Answer with a single number: the count of lines that hold "obtener".
-- MATERIALS PROVIDED start --
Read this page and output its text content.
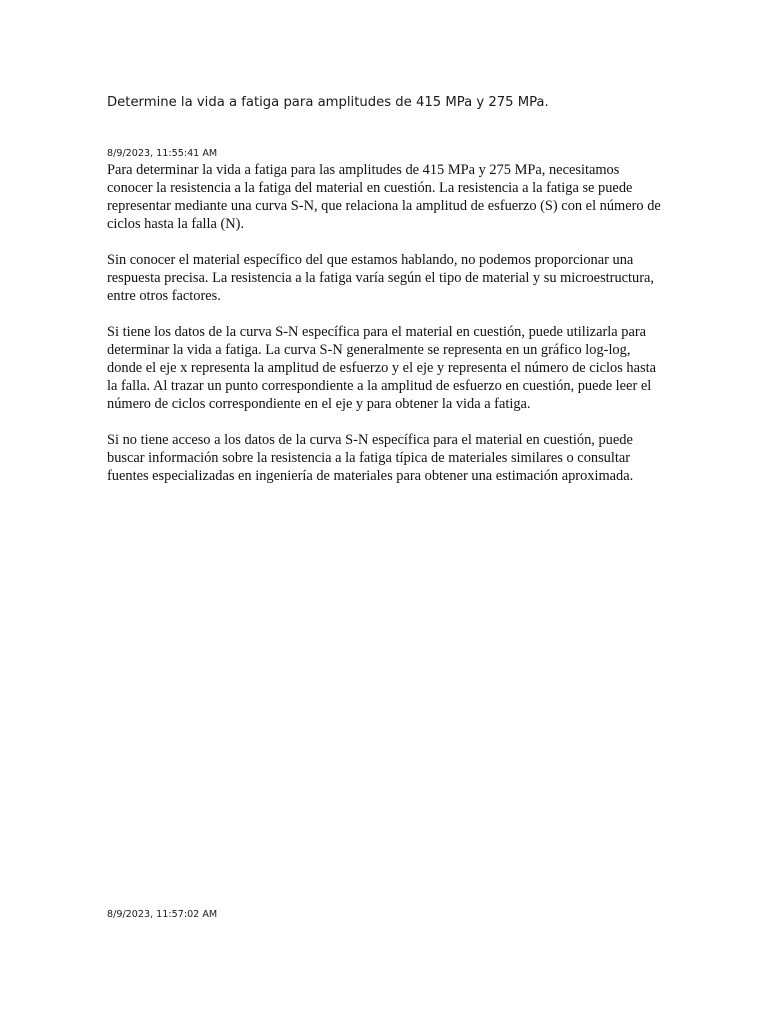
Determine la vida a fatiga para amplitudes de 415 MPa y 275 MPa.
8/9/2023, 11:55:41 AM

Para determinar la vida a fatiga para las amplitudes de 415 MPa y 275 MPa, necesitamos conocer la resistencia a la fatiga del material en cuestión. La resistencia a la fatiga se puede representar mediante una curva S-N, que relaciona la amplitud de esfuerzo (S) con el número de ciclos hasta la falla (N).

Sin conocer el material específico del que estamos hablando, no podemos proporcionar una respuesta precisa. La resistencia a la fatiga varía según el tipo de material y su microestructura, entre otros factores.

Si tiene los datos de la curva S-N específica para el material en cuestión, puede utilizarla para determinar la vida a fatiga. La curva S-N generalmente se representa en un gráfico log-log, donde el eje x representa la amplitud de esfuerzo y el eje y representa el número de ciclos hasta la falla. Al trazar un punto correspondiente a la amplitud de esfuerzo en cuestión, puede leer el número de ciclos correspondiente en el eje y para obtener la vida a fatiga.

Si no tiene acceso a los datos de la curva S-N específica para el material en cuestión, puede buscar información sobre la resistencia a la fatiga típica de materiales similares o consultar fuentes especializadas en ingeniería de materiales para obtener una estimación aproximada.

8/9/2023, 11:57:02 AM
-- MATERIALS PROVIDED end --
-- MATERIALS PROVIDED start --
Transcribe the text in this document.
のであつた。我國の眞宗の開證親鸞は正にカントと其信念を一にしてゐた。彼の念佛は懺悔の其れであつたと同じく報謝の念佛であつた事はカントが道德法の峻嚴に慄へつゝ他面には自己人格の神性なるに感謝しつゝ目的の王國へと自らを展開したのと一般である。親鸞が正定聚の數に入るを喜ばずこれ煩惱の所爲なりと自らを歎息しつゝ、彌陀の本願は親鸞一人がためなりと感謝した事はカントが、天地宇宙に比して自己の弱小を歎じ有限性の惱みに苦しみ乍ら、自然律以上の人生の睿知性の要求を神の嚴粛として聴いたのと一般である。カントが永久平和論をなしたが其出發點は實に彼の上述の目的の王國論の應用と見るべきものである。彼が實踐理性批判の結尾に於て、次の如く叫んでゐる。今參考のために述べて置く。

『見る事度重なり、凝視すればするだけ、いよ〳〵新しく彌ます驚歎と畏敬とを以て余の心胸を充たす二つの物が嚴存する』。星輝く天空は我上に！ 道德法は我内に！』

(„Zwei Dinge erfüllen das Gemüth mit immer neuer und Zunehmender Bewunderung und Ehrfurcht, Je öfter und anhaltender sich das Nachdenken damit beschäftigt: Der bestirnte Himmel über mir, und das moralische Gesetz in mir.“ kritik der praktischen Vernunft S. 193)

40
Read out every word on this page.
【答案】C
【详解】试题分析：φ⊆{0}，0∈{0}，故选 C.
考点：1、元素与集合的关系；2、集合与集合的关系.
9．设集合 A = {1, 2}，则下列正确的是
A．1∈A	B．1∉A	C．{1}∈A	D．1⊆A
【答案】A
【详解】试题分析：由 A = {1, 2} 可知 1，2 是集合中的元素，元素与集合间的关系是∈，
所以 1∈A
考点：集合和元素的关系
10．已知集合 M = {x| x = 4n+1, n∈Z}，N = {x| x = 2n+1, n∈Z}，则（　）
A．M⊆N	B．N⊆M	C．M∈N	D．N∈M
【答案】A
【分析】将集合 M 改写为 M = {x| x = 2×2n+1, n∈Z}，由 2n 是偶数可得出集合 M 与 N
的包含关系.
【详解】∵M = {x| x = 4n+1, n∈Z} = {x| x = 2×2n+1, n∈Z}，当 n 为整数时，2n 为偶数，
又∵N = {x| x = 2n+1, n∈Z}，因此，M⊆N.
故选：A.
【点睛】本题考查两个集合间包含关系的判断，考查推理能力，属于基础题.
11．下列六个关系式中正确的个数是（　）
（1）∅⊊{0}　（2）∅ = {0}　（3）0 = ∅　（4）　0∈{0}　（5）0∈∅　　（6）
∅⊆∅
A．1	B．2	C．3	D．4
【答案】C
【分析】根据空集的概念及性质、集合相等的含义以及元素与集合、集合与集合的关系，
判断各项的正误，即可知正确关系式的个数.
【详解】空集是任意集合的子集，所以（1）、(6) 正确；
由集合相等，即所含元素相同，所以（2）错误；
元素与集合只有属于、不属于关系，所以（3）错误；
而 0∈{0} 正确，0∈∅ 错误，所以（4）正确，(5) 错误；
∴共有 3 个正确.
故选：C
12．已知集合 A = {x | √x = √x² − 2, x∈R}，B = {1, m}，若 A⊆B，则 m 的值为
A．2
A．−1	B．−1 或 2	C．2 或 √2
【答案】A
-- MATERIALS PROVIDED end --
TASK OUTPUT -
2